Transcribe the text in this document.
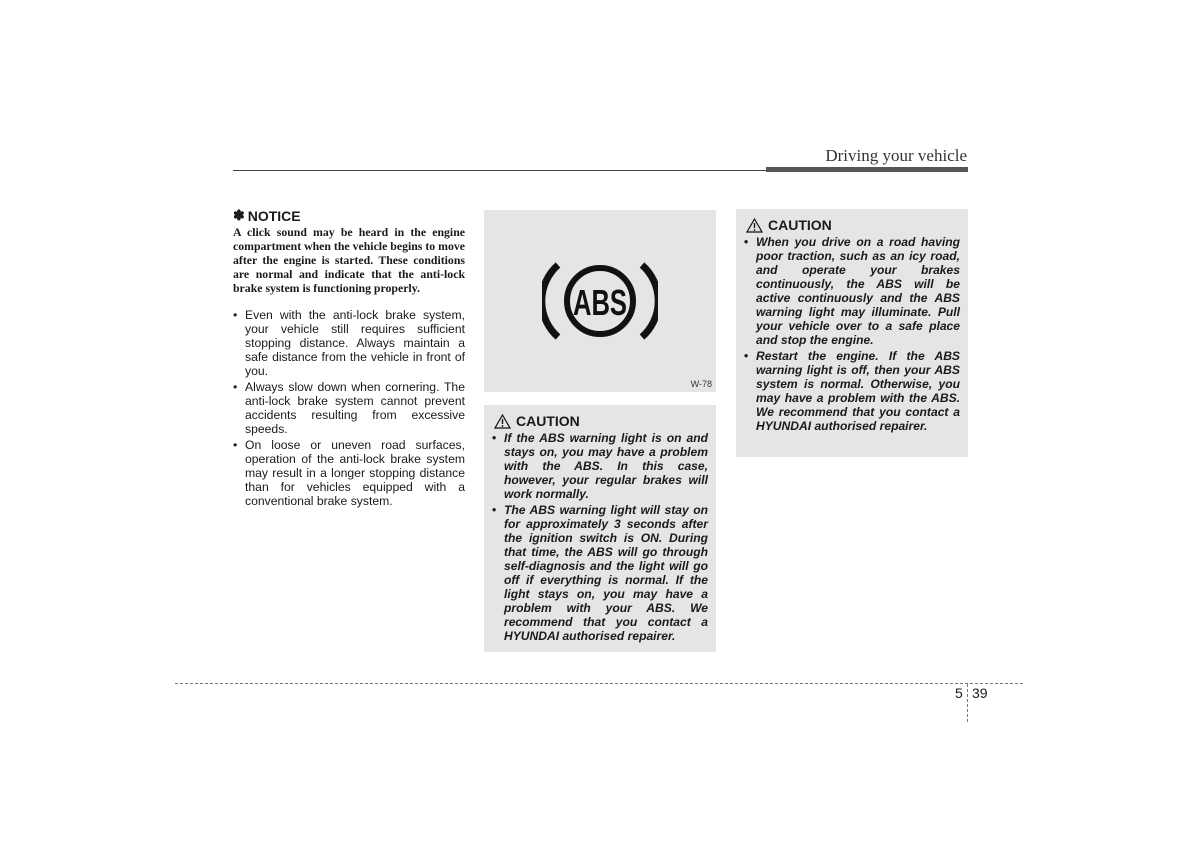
Driving your vehicle
✽ NOTICE

A click sound may be heard in the engine compartment when the vehicle begins to move after the engine is started. These conditions are normal and indicate that the anti-lock brake system is functioning properly.

• Even with the anti-lock brake system, your vehicle still requires sufficient stopping distance. Always maintain a safe distance from the vehicle in front of you.
• Always slow down when cornering. The anti-lock brake system cannot prevent accidents resulting from excessive speeds.
• On loose or uneven road surfaces, operation of the anti-lock brake system may result in a longer stopping distance than for vehicles equipped with a conventional brake system.
ABS
W-78
CAUTION
• If the ABS warning light is on and stays on, you may have a problem with the ABS. In this case, however, your regular brakes will work normally.
• The ABS warning light will stay on for approximately 3 seconds after the ignition switch is ON. During that time, the ABS will go through self-diagnosis and the light will go off if everything is normal. If the light stays on, you may have a problem with your ABS. We recommend that you contact a HYUNDAI authorised repairer.
CAUTION
• When you drive on a road having poor traction, such as an icy road, and operate your brakes continuously, the ABS will be active continuously and the ABS warning light may illuminate. Pull your vehicle over to a safe place and stop the engine.
• Restart the engine. If the ABS warning light is off, then your ABS system is normal. Otherwise, you may have a problem with the ABS. We recommend that you contact a HYUNDAI authorised repairer.
5 39
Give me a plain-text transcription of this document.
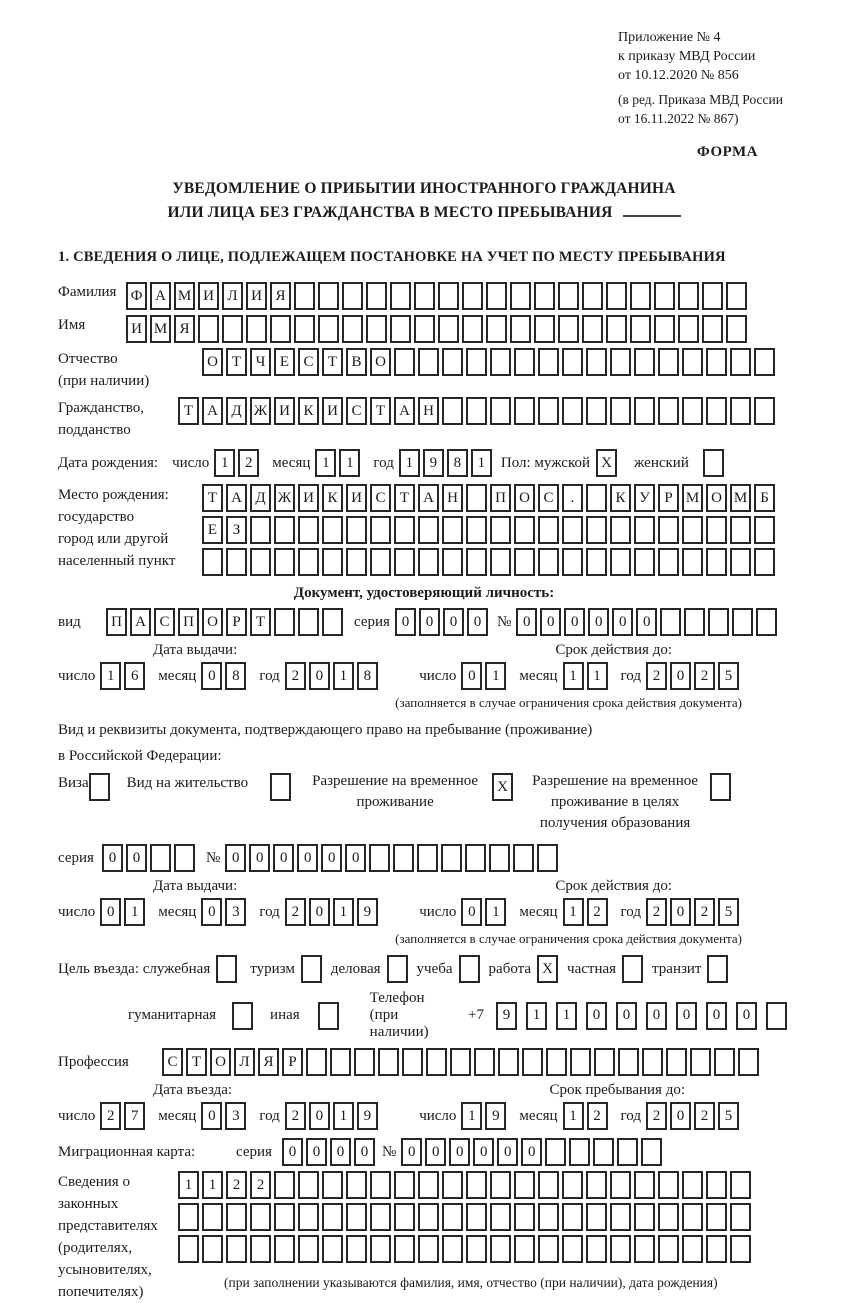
Приложение № 4
к приказу МВД России
от 10.12.2020 № 856
(в ред. Приказа МВД России
от 16.11.2022 № 867)
ФОРМА
УВЕДОМЛЕНИЕ О ПРИБЫТИИ ИНОСТРАННОГО ГРАЖДАНИНА
ИЛИ ЛИЦА БЕЗ ГРАЖДАНСТВА В МЕСТО ПРЕБЫВАНИЯ
1. СВЕДЕНИЯ О ЛИЦЕ, ПОДЛЕЖАЩЕМ ПОСТАНОВКЕ НА УЧЕТ ПО МЕСТУ ПРЕБЫВАНИЯ
Фамилия Ф А М И Л И Я
Имя	И М Я
Отчество
(при наличии)
О Т Ч Е С Т В О
Гражданство,
подданство
Т А Д Ж И К И С Т А Н
Дата рождения: число 1	2	месяц 1	1	год 1	9	8	1	Пол: мужской X	женский
Место рождения:
государство
город или другой
населенный пункт
Т А Д Ж И К И С Т А Н	П О С	.	К У Р М О М Б
Е	З
Документ, удостоверяющий личность:
вид	П А С П О Р	Т	серия 0	0	0	0	№ 0	0	0	0	0	0
Дата выдачи:	Срок действия до:
число 1	6	месяц 0	8	год 2	0	1	8	число 0	1	месяц 1	1	год 2	0	2	5
(заполняется в случае ограничения срока действия документа)
Вид и реквизиты документа, подтверждающего право на пребывание (проживание)
в Российской Федерации:
Виза	Вид на жительство	Разрешение на временное
проживание
X	Разрешение на временное
проживание в целях
получения образования
серия 0	0	№ 0	0	0	0	0	0
Дата выдачи:	Срок действия до:
число 0	1	месяц 0	3	год 2	0	1	9	число 0	1	месяц 1	2	год 2	0	2	5
(заполняется в случае ограничения срока действия документа)
Цель въезда: служебная	туризм деловая учеба работа X частная транзит
гуманитарная	иная
Телефон (при наличии)
+7	9	1	1	0	0	0	0	0	0
Профессия	С Т О Л Я Р
Дата въезда:	Срок пребывания до:
число 2	7	месяц 0	3	год 2	0	1	9	число 1	9	месяц 1	2	год 2	0	2	5
Миграционная карта:	серия	0	0	0	0 № 0	0	0	0	0	0
Сведения о
законных
представителях
(родителях,
усыновителях,
попечителях)
1	1	2	2
(при заполнении указываются фамилия, имя, отчество (при наличии), дата рождения)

....................

> **What to do**
Output the records above exactly as they are, leaving out the pictures.

> **Written solution**
Transcribe the text in this document.
Driving your vehicle
✽ NOTICE

A click sound may be heard in the engine compartment when the vehicle begins to move after the engine is started. These conditions are normal and indicate that the anti-lock brake system is functioning properly.

• Even with the anti-lock brake system, your vehicle still requires sufficient stopping distance. Always maintain a safe distance from the vehicle in front of you.
• Always slow down when cornering. The anti-lock brake system cannot prevent accidents resulting from excessive speeds.
• On loose or uneven road surfaces, operation of the anti-lock brake system may result in a longer stopping distance than for vehicles equipped with a conventional brake system.
ABS
W-78
CAUTION
• If the ABS warning light is on and stays on, you may have a problem with the ABS. In this case, however, your regular brakes will work normally.
• The ABS warning light will stay on for approximately 3 seconds after the ignition switch is ON. During that time, the ABS will go through self-diagnosis and the light will go off if everything is normal. If the light stays on, you may have a problem with your ABS. We recommend that you contact a HYUNDAI authorised repairer.
CAUTION
• When you drive on a road having poor traction, such as an icy road, and operate your brakes continuously, the ABS will be active continuously and the ABS warning light may illuminate. Pull your vehicle over to a safe place and stop the engine.
• Restart the engine. If the ABS warning light is off, then your ABS system is normal. Otherwise, you may have a problem with the ABS. We recommend that you contact a HYUNDAI authorised repairer.
5 39
Give me a plain-text transcription of this document.
Приложение № 4
к приказу МВД России
от 10.12.2020 № 856
(в ред. Приказа МВД России
от 16.11.2022 № 867)
ФОРМА
УВЕДОМЛЕНИЕ О ПРИБЫТИИ ИНОСТРАННОГО ГРАЖДАНИНА
ИЛИ ЛИЦА БЕЗ ГРАЖДАНСТВА В МЕСТО ПРЕБЫВАНИЯ
1. СВЕДЕНИЯ О ЛИЦЕ, ПОДЛЕЖАЩЕМ ПОСТАНОВКЕ НА УЧЕТ ПО МЕСТУ ПРЕБЫВАНИЯ
Фамилия Ф А М И Л И Я
Имя	И М Я
Отчество
(при наличии)
О Т Ч Е С Т В О
Гражданство,
подданство
Т А Д Ж И К И С Т А Н
Дата рождения: число 1	2	месяц 1	1	год 1	9	8	1	Пол: мужской X	женский
Место рождения:
государство
город или другой
населенный пункт
Т А Д Ж И К И С Т А Н	П О С	.	К У Р М О М Б
Е	З
Документ, удостоверяющий личность:
вид	П А С П О Р	Т	серия 0	0	0	0	№ 0	0	0	0	0	0
Дата выдачи:	Срок действия до:
число 1	6	месяц 0	8	год 2	0	1	8	число 0	1	месяц 1	1	год 2	0	2	5
(заполняется в случае ограничения срока действия документа)
Вид и реквизиты документа, подтверждающего право на пребывание (проживание)
в Российской Федерации:
Виза	Вид на жительство	Разрешение на временное
проживание
X	Разрешение на временное
проживание в целях
получения образования
серия 0	0	№ 0	0	0	0	0	0
Дата выдачи:	Срок действия до:
число 0	1	месяц 0	3	год 2	0	1	9	число 0	1	месяц 1	2	год 2	0	2	5
(заполняется в случае ограничения срока действия документа)
Цель въезда: служебная	туризм деловая учеба работа X частная транзит
гуманитарная	иная
Телефон (при наличии)
+7	9	1	1	0	0	0	0	0	0
Профессия	С Т О Л Я Р
Дата въезда:	Срок пребывания до:
число 2	7	месяц 0	3	год 2	0	1	9	число 1	9	месяц 1	2	год 2	0	2	5
Миграционная карта:	серия	0	0	0	0 № 0	0	0	0	0	0
Сведения о
законных
представителях
(родителях,
усыновителях,
попечителях)
1	1	2	2
(при заполнении указываются фамилия, имя, отчество (при наличии), дата рождения)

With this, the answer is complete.